DOCUMENT PASSAGE —
10th President of the University of Minnesota
- In office 1967–1974
- Preceded by: O. Meredith Wilson
- Succeeded by: C. Peter Magrath

Personal details
- Born: April 19, 1916 Saint Paul, Minnesota
- Died: January 28, 1982 (aged 65) Ten Mile Lake, Minnesota

= Malcolm Moos =

American political scientist (1916–1982)

Malcolm Charles Moos (April 19, 1916 – January 28, 1982) was an American political scientist, speechwriter, and academic administrator. He was a professor of political science at Johns Hopkins University for two decades. As a speechwriter, Moos wrote President Dwight Eisenhower's final warning about the influence of the military-industrial complex in 1961. Moos then served as the president of the University of Minnesota from 1967 to 1974.

==Early life==
Moos was born on April 19, 1916, in Saint Paul, Minnesota. He received his bachelor's and master's degrees in political science from the University of Minnesota. He received his doctorate, also in political science, from the University of California at Berkeley.

==Career==
Moos first taught at the University of Minnesota. He was a fellow at the University of California and a research assistant at the University of Alabama. He taught at the University of Wyoming in 1942, then at Johns Hopkins University for 21 years. He was also an associate editor of the Baltimore Evening Sun.

EXERCISE INSTRUCTIONS —
• 1. List every institution where the Malcolm Moos biography says he taught.
• 2. Write the next part of the Malcolm Moos biography, picking up after its last sentence.

LISTING —

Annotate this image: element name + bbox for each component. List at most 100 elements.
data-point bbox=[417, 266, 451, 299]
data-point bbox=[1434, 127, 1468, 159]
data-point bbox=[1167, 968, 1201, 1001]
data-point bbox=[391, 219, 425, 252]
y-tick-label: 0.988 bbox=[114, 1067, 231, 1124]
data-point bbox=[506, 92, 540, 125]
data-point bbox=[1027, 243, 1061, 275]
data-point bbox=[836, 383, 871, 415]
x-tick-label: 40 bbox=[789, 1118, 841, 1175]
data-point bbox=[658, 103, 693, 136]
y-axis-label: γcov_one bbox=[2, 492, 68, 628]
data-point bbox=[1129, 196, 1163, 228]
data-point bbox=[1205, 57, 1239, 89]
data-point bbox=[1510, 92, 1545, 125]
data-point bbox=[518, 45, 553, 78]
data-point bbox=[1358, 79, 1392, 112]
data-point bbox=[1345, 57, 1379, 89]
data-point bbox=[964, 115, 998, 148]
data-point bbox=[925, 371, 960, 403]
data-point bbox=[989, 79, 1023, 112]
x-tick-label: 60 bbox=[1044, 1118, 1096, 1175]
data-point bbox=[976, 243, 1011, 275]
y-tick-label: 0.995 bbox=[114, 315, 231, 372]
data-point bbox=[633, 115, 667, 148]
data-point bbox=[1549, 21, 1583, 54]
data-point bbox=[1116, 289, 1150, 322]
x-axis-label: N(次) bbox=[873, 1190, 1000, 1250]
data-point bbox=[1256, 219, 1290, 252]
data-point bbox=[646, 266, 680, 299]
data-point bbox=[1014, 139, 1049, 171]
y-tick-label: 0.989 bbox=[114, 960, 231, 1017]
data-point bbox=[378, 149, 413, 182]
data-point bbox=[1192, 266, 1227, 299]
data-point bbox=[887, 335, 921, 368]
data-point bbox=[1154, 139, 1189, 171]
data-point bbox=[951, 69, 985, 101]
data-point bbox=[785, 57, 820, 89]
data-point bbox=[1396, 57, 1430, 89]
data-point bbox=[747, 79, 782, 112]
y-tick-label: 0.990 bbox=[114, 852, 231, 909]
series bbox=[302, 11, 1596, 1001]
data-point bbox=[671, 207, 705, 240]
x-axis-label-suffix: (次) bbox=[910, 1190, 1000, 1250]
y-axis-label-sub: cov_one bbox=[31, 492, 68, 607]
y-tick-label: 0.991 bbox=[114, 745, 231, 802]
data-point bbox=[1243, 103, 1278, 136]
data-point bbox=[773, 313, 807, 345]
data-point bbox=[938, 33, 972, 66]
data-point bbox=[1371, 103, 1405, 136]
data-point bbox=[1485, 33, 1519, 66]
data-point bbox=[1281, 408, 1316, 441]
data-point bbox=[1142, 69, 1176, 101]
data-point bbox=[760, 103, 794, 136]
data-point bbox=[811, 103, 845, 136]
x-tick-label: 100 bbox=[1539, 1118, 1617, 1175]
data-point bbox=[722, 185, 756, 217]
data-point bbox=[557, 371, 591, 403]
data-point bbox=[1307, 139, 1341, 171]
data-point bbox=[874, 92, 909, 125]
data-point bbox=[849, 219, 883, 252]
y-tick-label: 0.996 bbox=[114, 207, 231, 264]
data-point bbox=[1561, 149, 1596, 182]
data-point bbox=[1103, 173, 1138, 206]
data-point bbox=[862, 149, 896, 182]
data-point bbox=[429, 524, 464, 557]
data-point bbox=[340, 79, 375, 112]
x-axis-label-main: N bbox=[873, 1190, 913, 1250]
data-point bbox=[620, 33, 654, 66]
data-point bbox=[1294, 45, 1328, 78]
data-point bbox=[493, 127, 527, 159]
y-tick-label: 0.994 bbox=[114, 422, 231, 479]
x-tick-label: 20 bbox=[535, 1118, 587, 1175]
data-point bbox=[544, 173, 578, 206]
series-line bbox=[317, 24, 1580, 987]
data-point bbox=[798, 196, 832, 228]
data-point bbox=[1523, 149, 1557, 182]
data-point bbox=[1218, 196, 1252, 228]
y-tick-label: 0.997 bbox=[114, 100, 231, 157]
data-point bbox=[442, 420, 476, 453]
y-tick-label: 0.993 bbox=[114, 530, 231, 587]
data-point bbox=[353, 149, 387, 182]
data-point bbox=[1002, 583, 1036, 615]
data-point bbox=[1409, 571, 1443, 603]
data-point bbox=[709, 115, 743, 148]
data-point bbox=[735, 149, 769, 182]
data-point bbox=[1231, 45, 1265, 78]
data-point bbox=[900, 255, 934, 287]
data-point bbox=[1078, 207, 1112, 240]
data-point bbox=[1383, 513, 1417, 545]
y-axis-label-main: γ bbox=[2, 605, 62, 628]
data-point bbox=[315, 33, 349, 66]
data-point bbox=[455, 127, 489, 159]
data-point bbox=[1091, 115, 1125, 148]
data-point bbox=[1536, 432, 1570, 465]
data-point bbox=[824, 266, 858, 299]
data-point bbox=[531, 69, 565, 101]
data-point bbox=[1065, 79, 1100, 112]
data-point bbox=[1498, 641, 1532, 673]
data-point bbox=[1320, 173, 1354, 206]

ANSWERS TO THE EXERCISES —
• 1. University of Minnesota, University of Wyoming, Johns Hopkins University

• 2.
Moos joined President Eisenhower's staff as a special assistant in 1957 and became his chief speechwriter in 1958. Among the many speeches Moos wrote for Eisenhower was Eisenhower's 1961 valedictory speech, which warned of the influence of the military-industrial complex.

Moos taught political science at Columbia University for three years and worked for the Rockefeller family for two years. He was director of policy and planning at the Ford Foundation from 1964 to 1967.

Moos served as the president of the University of Minnesota from 1967 to 1974. In 1967, he became the first native Minnesotan and alumnus to serve as a University of Minnesota president. During his tenure, Moos faced the rise of civil rights and anti-war protests.

In 1974, Moos was appointed executive director of the Center for the Study of Democratic Institutions in Santa Barbara, California. In 1978, he ran for the United States Senate as a Republican but failed to win the nomination.

==Personal life and death==
Moos married Margaret Tracy Gager, and he had five children. He died in his sleep at his home in northern Minnesota in 1982. He was said to have had a heart condition.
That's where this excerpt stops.